* **What you need to do**
Return each line holding the string "mieltä".

* BEGIN Entries provided *

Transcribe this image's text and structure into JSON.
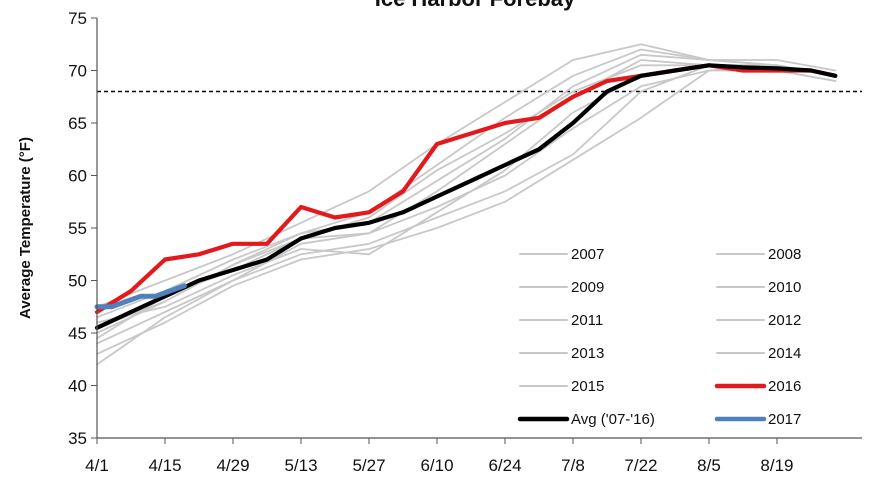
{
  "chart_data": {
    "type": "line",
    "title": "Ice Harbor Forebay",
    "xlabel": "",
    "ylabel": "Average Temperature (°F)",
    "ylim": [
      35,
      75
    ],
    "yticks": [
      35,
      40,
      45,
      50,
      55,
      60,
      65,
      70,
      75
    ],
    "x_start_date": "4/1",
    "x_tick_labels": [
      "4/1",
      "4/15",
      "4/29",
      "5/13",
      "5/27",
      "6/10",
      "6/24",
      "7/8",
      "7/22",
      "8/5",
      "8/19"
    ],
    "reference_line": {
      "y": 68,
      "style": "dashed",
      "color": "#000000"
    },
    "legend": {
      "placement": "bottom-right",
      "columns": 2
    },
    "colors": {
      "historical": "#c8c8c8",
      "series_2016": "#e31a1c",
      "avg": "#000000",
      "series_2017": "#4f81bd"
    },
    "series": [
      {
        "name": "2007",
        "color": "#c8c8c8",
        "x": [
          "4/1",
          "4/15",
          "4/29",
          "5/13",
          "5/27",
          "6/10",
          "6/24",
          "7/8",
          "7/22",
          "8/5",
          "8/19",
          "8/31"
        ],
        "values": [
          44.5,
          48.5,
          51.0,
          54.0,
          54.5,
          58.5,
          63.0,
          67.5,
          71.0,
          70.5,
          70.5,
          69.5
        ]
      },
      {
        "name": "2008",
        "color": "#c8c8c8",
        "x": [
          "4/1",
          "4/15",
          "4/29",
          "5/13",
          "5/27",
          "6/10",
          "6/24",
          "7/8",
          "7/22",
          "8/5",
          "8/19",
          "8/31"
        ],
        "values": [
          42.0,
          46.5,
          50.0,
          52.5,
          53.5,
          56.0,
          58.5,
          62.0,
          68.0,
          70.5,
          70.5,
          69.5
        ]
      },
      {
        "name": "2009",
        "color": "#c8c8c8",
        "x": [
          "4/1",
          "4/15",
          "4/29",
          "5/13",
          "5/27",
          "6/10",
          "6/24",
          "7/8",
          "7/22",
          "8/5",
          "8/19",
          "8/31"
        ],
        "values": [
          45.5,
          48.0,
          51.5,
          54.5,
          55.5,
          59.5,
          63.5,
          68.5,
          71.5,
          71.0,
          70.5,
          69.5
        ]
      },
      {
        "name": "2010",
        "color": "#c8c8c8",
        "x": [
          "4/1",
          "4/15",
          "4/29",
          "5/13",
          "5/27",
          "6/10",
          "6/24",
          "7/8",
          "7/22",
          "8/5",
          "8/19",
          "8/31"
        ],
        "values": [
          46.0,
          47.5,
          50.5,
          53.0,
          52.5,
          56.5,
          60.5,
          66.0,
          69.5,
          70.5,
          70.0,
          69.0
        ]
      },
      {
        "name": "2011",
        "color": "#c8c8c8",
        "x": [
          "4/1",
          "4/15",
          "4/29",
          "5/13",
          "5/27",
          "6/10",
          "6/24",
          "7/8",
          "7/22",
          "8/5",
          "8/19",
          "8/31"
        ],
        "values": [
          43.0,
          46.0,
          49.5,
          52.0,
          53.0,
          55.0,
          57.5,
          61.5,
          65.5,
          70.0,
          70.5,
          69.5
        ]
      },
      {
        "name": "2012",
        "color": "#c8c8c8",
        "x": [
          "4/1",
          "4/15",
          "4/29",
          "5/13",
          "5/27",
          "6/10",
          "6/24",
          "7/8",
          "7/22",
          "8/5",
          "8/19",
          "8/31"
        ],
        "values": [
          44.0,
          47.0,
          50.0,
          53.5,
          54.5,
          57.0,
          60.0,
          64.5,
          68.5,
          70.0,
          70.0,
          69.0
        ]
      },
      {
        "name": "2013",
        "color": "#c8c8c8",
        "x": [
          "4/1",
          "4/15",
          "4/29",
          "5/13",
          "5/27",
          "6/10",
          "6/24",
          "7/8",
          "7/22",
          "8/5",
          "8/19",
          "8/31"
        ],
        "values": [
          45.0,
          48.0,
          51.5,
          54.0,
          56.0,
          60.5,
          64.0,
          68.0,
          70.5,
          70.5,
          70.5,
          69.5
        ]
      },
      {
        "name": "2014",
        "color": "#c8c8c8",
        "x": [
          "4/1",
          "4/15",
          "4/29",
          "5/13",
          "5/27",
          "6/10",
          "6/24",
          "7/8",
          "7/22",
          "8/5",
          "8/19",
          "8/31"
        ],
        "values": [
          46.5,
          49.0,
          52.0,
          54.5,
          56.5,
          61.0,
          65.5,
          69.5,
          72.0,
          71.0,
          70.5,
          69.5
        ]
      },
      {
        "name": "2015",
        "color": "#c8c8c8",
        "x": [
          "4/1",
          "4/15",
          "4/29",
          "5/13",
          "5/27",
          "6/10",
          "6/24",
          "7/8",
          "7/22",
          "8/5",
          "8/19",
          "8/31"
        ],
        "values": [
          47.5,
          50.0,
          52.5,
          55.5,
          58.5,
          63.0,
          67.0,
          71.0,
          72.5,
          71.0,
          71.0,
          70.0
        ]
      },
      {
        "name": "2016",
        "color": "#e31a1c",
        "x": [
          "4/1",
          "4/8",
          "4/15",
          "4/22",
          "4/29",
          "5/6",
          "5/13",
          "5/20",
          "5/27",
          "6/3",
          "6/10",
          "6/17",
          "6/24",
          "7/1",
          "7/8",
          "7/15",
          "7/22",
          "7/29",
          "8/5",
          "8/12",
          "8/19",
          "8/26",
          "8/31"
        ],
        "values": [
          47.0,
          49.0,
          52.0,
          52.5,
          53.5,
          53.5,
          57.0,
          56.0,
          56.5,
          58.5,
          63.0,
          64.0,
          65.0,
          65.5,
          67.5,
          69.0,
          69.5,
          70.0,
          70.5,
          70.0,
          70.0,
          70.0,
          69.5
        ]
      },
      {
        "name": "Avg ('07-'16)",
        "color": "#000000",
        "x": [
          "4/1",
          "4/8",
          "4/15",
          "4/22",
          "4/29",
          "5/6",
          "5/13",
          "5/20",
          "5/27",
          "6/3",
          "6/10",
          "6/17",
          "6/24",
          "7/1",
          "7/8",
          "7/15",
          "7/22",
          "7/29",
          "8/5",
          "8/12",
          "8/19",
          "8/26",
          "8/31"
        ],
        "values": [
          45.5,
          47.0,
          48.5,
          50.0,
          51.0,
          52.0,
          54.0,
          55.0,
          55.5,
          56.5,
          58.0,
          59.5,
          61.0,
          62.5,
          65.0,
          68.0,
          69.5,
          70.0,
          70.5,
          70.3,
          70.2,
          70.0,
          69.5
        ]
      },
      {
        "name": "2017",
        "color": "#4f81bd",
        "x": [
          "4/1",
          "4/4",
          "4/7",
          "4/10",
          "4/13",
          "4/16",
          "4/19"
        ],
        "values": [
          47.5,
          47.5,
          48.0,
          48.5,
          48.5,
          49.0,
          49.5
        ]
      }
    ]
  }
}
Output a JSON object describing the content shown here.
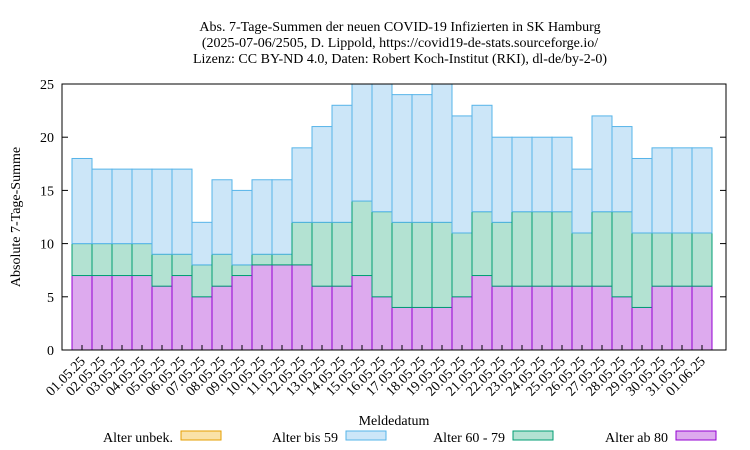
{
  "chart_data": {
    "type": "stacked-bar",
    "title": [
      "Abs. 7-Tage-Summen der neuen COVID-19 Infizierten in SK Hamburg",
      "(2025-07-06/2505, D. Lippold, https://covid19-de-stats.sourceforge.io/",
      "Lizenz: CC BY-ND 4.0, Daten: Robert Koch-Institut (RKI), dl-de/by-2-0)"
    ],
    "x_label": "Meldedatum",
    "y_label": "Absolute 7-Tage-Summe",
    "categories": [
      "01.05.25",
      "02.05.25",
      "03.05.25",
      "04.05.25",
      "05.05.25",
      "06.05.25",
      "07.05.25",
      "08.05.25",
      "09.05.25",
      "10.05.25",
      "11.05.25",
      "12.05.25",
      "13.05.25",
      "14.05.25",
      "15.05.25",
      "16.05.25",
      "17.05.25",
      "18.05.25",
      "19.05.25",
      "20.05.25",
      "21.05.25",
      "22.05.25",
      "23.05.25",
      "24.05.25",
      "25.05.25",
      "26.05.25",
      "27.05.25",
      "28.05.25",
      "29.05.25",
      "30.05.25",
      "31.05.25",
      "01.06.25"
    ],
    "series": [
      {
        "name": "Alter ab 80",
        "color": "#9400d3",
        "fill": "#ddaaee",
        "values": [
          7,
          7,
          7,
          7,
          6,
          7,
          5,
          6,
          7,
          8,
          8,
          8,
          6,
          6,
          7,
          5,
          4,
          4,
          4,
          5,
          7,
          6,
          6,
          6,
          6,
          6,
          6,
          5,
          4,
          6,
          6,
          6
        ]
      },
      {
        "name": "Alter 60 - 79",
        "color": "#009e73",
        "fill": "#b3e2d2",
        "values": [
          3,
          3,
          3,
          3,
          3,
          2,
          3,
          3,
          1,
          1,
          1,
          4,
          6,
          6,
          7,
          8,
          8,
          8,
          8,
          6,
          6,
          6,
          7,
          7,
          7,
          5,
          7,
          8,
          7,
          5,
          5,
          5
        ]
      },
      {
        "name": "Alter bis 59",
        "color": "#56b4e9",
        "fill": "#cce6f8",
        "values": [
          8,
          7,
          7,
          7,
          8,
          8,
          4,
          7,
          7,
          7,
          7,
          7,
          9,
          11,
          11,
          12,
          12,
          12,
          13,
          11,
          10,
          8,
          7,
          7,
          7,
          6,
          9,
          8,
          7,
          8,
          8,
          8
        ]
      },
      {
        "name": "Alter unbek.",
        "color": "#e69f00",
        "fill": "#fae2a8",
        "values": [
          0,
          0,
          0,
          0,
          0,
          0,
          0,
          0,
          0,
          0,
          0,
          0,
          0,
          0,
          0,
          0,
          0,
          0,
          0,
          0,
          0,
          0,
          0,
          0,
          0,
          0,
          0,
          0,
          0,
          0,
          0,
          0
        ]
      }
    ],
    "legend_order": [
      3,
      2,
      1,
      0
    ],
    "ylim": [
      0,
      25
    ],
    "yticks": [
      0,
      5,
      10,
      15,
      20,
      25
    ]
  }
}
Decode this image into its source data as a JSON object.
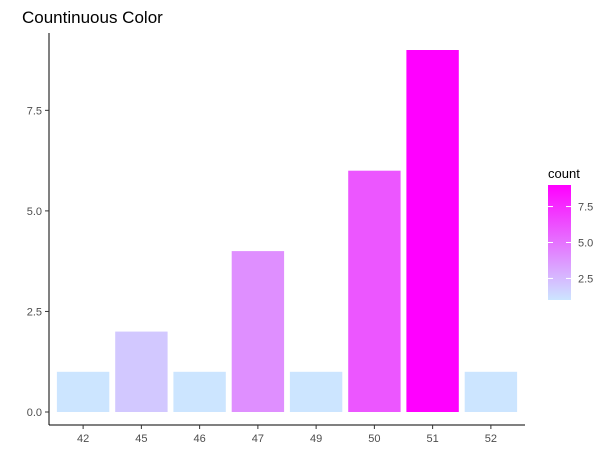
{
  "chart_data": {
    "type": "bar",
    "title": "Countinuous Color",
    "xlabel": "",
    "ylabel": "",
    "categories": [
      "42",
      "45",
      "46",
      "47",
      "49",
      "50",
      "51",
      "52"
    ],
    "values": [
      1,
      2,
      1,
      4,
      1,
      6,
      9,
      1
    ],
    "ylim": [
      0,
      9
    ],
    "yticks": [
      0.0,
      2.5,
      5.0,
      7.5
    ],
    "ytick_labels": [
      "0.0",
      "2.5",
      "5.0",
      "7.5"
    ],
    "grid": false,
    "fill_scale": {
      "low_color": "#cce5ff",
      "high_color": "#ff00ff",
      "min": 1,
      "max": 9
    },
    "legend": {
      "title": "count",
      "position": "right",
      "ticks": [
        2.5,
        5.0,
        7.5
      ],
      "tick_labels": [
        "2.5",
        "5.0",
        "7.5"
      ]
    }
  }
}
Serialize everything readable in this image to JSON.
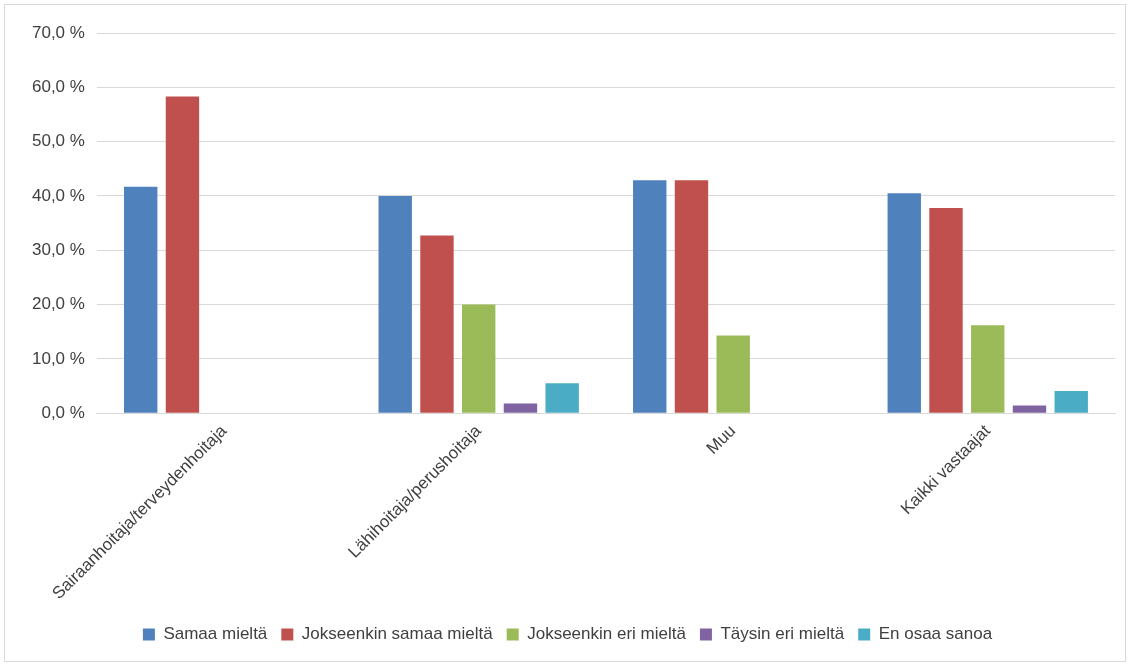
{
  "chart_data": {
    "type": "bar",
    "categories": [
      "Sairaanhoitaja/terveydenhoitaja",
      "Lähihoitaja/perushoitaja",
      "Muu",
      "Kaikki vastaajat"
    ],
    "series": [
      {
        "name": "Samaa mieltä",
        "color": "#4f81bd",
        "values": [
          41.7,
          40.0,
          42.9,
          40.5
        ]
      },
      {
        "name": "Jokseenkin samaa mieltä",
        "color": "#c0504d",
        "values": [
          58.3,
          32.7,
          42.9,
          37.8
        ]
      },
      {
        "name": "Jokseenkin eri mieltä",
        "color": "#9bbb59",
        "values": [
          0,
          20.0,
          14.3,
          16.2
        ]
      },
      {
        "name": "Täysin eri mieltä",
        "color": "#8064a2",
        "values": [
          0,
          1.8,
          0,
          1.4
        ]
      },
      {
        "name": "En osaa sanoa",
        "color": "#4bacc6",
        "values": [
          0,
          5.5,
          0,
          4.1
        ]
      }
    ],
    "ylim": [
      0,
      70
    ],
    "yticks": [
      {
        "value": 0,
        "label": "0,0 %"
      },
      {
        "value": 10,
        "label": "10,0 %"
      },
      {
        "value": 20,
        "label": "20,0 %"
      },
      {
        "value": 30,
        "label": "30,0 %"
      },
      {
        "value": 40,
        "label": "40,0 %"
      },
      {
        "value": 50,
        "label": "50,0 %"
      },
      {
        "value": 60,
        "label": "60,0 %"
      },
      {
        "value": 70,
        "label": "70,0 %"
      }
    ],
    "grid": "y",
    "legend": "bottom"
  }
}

* END Entries provided *

* **Solution to the problem**
        "name": "Samaa mieltä",
        "name": "Jokseenkin samaa mieltä",
        "name": "Jokseenkin eri mieltä",
        "name": "Täysin eri mieltä",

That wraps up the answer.